» TASK BRIEF: Extract the records below word for word and ignore the images.
^^^^^^^^
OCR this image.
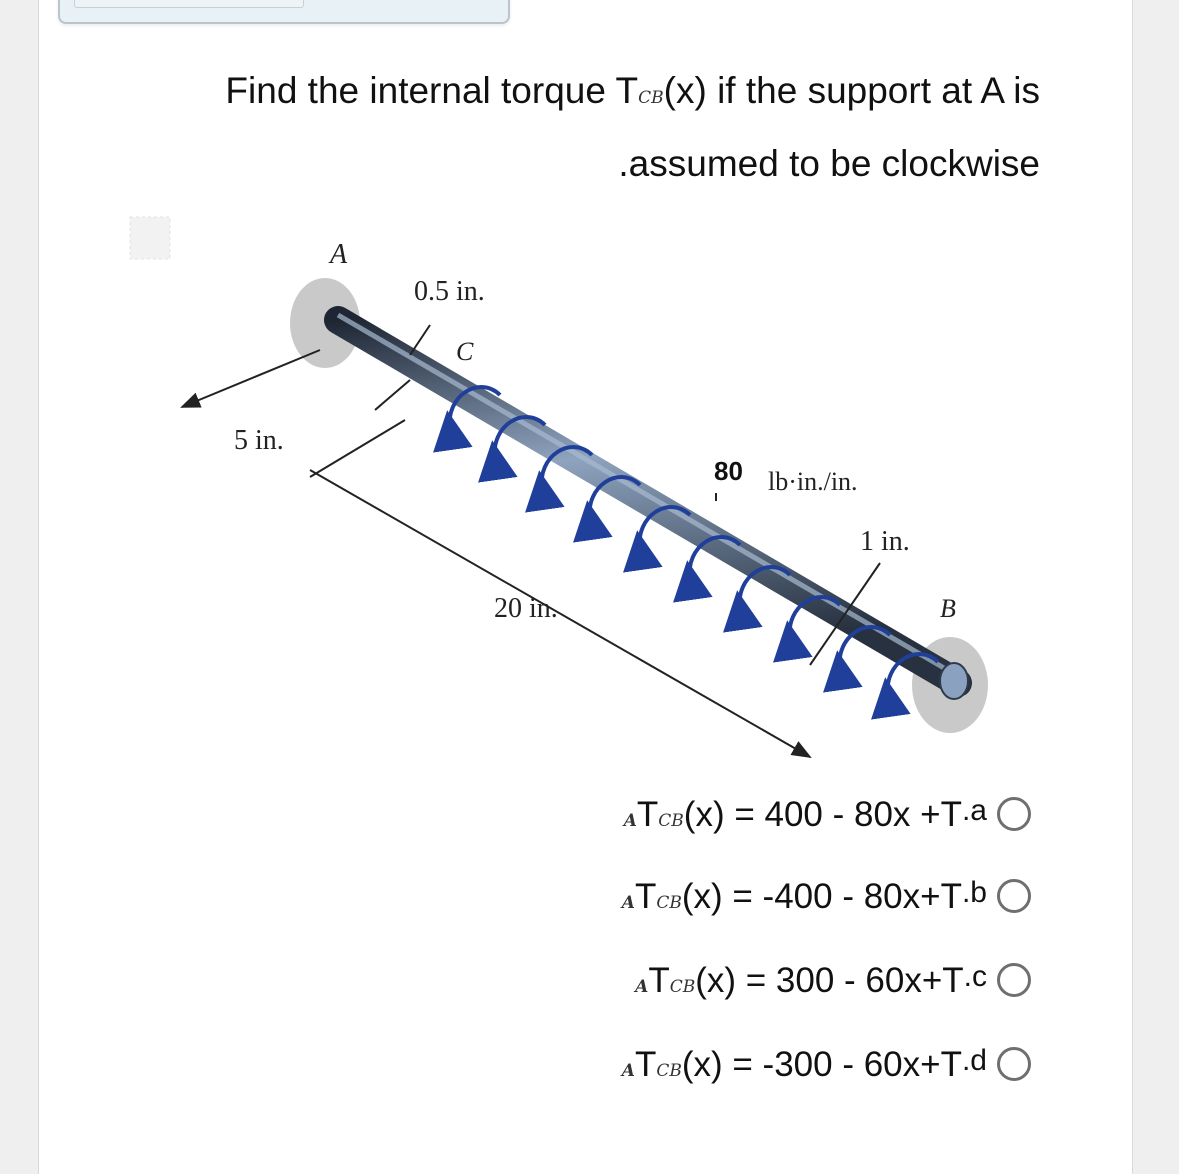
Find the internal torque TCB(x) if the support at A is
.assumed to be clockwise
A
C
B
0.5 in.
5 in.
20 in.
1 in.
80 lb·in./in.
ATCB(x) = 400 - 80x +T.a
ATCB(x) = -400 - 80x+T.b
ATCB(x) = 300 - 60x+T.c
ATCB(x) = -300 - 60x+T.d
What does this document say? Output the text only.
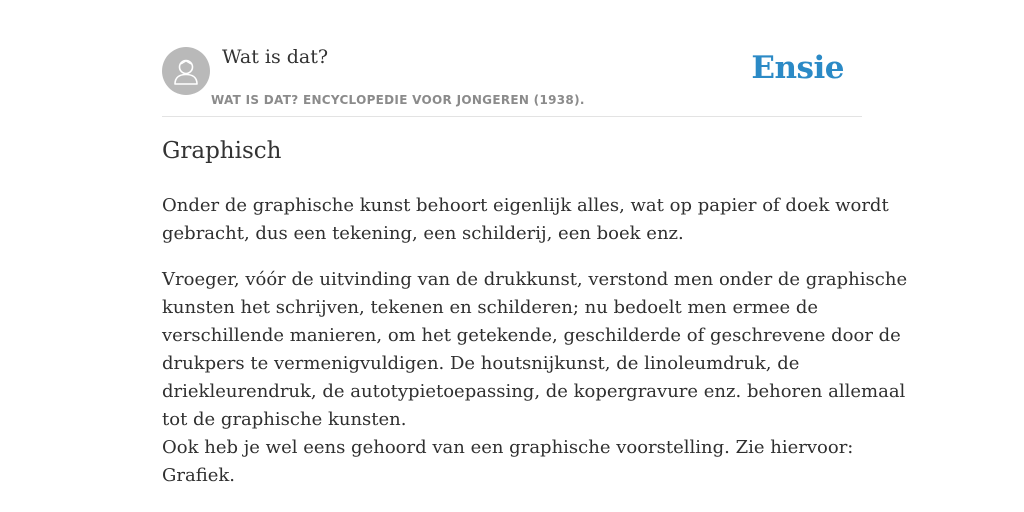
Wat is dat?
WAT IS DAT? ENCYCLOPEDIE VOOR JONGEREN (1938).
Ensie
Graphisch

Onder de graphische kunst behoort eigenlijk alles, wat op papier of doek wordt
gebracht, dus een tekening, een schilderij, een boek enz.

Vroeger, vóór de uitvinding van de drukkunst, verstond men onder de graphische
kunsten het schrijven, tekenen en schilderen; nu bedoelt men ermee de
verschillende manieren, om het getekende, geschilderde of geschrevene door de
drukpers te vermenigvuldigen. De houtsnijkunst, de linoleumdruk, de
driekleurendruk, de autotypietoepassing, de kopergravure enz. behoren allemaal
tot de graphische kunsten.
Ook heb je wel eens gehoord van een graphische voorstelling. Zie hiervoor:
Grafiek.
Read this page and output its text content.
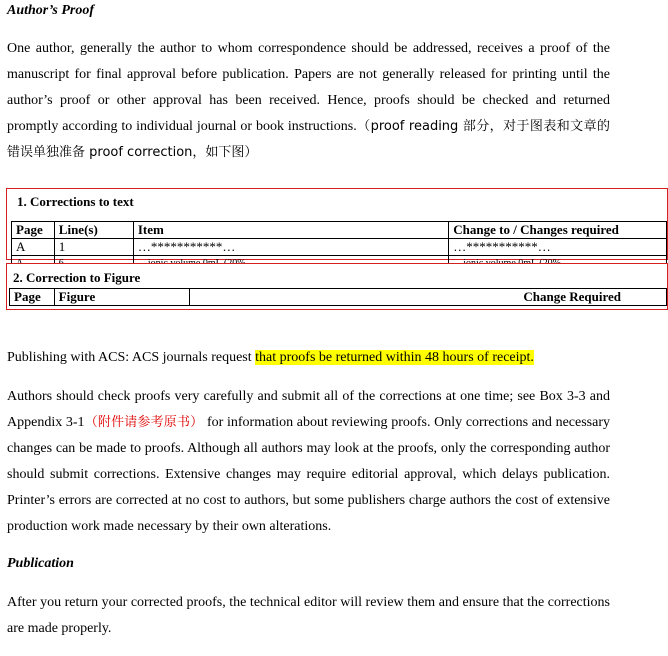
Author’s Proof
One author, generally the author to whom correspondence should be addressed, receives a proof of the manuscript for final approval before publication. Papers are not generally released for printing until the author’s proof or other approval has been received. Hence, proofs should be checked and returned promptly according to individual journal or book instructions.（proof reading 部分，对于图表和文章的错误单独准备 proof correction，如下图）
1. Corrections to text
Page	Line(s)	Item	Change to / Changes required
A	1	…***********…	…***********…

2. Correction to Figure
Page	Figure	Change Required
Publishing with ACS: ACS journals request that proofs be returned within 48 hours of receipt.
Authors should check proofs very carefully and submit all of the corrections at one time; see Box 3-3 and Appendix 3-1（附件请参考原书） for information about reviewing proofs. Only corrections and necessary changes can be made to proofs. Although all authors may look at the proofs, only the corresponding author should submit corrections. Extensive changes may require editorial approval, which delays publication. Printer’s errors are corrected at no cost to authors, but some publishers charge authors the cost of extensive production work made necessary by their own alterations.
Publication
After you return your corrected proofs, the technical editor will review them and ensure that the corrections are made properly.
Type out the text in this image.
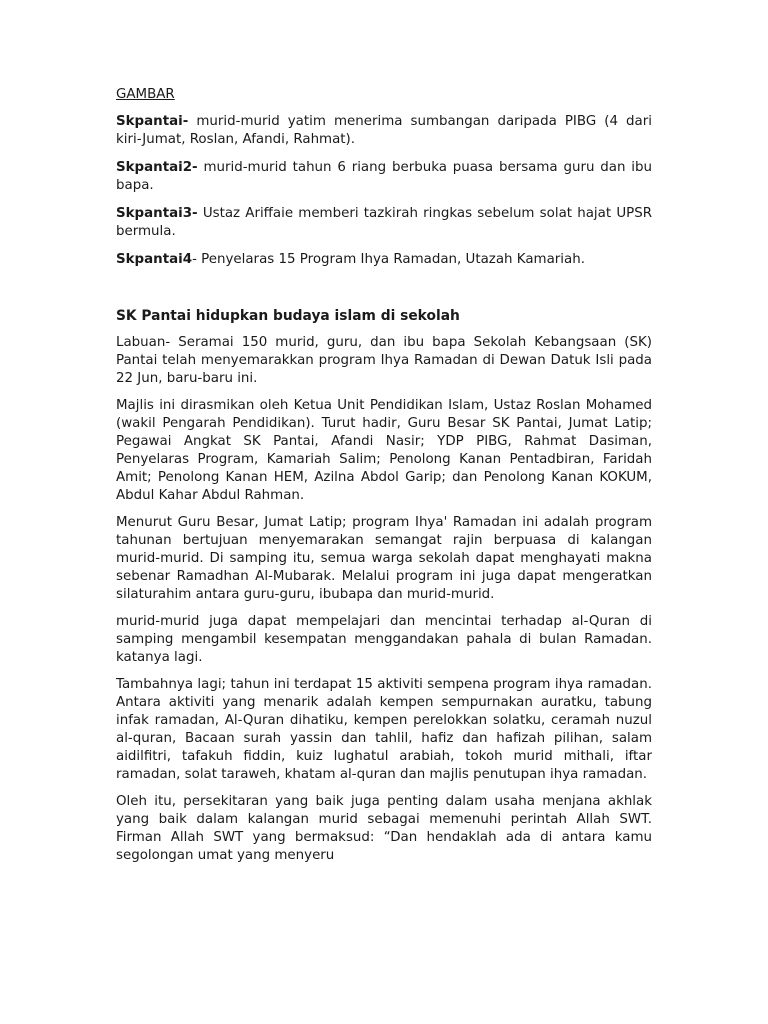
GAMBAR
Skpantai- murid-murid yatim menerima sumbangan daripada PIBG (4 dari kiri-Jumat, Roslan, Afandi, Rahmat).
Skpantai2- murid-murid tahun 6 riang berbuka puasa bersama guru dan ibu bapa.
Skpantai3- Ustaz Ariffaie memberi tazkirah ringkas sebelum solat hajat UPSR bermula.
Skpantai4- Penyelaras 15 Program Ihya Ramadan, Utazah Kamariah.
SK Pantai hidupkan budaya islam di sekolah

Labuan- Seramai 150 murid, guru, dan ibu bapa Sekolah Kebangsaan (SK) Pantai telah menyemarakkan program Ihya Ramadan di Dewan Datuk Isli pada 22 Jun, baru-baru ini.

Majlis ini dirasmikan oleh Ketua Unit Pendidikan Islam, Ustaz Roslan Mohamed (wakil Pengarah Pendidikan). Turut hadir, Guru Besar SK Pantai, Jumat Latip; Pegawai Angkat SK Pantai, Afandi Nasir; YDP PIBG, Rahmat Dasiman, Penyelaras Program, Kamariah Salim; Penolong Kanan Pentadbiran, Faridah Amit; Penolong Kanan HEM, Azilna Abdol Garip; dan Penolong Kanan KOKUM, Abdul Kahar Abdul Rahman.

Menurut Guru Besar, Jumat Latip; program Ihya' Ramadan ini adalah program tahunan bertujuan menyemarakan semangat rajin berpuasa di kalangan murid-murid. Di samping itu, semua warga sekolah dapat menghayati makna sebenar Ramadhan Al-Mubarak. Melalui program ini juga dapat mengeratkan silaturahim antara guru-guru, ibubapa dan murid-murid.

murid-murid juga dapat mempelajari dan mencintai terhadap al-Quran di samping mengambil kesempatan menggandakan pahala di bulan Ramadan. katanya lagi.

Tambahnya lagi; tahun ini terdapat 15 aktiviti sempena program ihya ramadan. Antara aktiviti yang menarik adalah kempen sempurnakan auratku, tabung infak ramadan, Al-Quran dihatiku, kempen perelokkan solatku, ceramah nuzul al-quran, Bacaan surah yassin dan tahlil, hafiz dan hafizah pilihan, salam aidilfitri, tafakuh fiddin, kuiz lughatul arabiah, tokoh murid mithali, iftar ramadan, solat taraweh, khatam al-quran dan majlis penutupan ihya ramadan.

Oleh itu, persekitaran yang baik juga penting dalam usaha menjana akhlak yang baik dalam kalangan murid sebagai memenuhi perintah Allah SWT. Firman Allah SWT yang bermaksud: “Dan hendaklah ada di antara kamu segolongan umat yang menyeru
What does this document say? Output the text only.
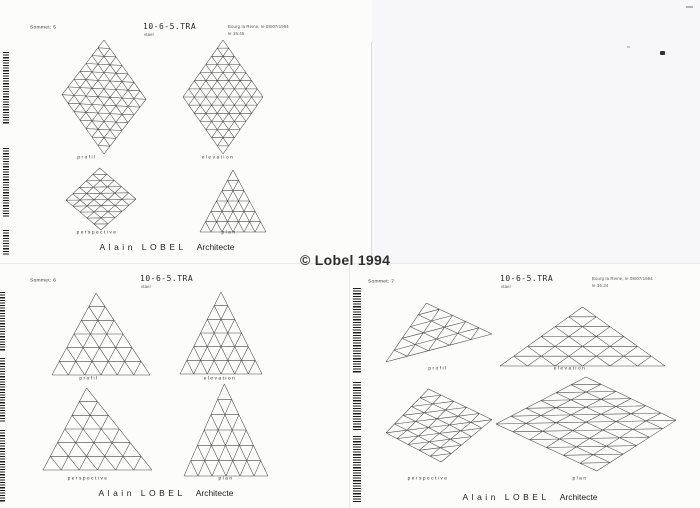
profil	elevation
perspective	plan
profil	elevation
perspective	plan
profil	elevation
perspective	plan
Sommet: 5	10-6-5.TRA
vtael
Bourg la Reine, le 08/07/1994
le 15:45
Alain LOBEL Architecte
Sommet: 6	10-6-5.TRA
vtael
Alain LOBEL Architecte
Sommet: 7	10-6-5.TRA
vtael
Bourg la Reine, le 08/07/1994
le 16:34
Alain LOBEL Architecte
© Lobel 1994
^^^^^^^^
» WRITTEN ANSWER:
OCR this image.
Find the internal torque TCB(x) if the support at A is
.assumed to be clockwise
A
C
B
0.5 in.
5 in.
20 in.
1 in.
80 lb·in./in.
ATCB(x) = 400 - 80x +T.a
ATCB(x) = -400 - 80x+T.b
ATCB(x) = 300 - 60x+T.c
ATCB(x) = -300 - 60x+T.d
What does this document say? Output the text only.
Wat is dat?
WAT IS DAT? ENCYCLOPEDIE VOOR JONGEREN (1938).
Ensie
Graphisch

Onder de graphische kunst behoort eigenlijk alles, wat op papier of doek wordt
gebracht, dus een tekening, een schilderij, een boek enz.

Vroeger, vóór de uitvinding van de drukkunst, verstond men onder de graphische
kunsten het schrijven, tekenen en schilderen; nu bedoelt men ermee de
verschillende manieren, om het getekende, geschilderde of geschrevene door de
drukpers te vermenigvuldigen. De houtsnijkunst, de linoleumdruk, de
driekleurendruk, de autotypietoepassing, de kopergravure enz. behoren allemaal
tot de graphische kunsten.
Ook heb je wel eens gehoord van een graphische voorstelling. Zie hiervoor:
Grafiek.
Read this page and output its text content.
Author’s Proof
One author, generally the author to whom correspondence should be addressed, receives a proof of the manuscript for final approval before publication. Papers are not generally released for printing until the author’s proof or other approval has been received. Hence, proofs should be checked and returned promptly according to individual journal or book instructions.（proof reading 部分，对于图表和文章的错误单独准备 proof correction，如下图）
1. Corrections to text
Page	Line(s)	Item	Change to / Changes required
A	1	…***********…	…***********…

2. Correction to Figure
Page	Figure	Change Required
Publishing with ACS: ACS journals request that proofs be returned within 48 hours of receipt.
Authors should check proofs very carefully and submit all of the corrections at one time; see Box 3-3 and Appendix 3-1（附件请参考原书） for information about reviewing proofs. Only corrections and necessary changes can be made to proofs. Although all authors may look at the proofs, only the corresponding author should submit corrections. Extensive changes may require editorial approval, which delays publication. Printer’s errors are corrected at no cost to authors, but some publishers charge authors the cost of extensive production work made necessary by their own alterations.
Publication
After you return your corrected proofs, the technical editor will review them and ensure that the corrections are made properly.
Type out the text in this image.
GAMBAR
Skpantai- murid-murid yatim menerima sumbangan daripada PIBG (4 dari kiri-Jumat, Roslan, Afandi, Rahmat).
Skpantai2- murid-murid tahun 6 riang berbuka puasa bersama guru dan ibu bapa.
Skpantai3- Ustaz Ariffaie memberi tazkirah ringkas sebelum solat hajat UPSR bermula.
Skpantai4- Penyelaras 15 Program Ihya Ramadan, Utazah Kamariah.
SK Pantai hidupkan budaya islam di sekolah

Labuan- Seramai 150 murid, guru, dan ibu bapa Sekolah Kebangsaan (SK) Pantai telah menyemarakkan program Ihya Ramadan di Dewan Datuk Isli pada 22 Jun, baru-baru ini.

Majlis ini dirasmikan oleh Ketua Unit Pendidikan Islam, Ustaz Roslan Mohamed (wakil Pengarah Pendidikan). Turut hadir, Guru Besar SK Pantai, Jumat Latip; Pegawai Angkat SK Pantai, Afandi Nasir; YDP PIBG, Rahmat Dasiman, Penyelaras Program, Kamariah Salim; Penolong Kanan Pentadbiran, Faridah Amit; Penolong Kanan HEM, Azilna Abdol Garip; dan Penolong Kanan KOKUM, Abdul Kahar Abdul Rahman.

Menurut Guru Besar, Jumat Latip; program Ihya' Ramadan ini adalah program tahunan bertujuan menyemarakan semangat rajin berpuasa di kalangan murid-murid. Di samping itu, semua warga sekolah dapat menghayati makna sebenar Ramadhan Al-Mubarak. Melalui program ini juga dapat mengeratkan silaturahim antara guru-guru, ibubapa dan murid-murid.

murid-murid juga dapat mempelajari dan mencintai terhadap al-Quran di samping mengambil kesempatan menggandakan pahala di bulan Ramadan. katanya lagi.

Tambahnya lagi; tahun ini terdapat 15 aktiviti sempena program ihya ramadan. Antara aktiviti yang menarik adalah kempen sempurnakan auratku, tabung infak ramadan, Al-Quran dihatiku, kempen perelokkan solatku, ceramah nuzul al-quran, Bacaan surah yassin dan tahlil, hafiz dan hafizah pilihan, salam aidilfitri, tafakuh fiddin, kuiz lughatul arabiah, tokoh murid mithali, iftar ramadan, solat taraweh, khatam al-quran dan majlis penutupan ihya ramadan.

Oleh itu, persekitaran yang baik juga penting dalam usaha menjana akhlak yang baik dalam kalangan murid sebagai memenuhi perintah Allah SWT. Firman Allah SWT yang bermaksud: “Dan hendaklah ada di antara kamu segolongan umat yang menyeru
What does this document say? Output the text only.
profil	elevation
perspective	plan
profil	elevation
perspective	plan
profil	elevation
perspective	plan
Sommet: 5	10-6-5.TRA
vtael
Bourg la Reine, le 08/07/1994
le 15:45
Alain LOBEL Architecte
Sommet: 6	10-6-5.TRA
vtael
Alain LOBEL Architecte
Sommet: 7	10-6-5.TRA
vtael
Bourg la Reine, le 08/07/1994
le 16:34
Alain LOBEL Architecte
© Lobel 1994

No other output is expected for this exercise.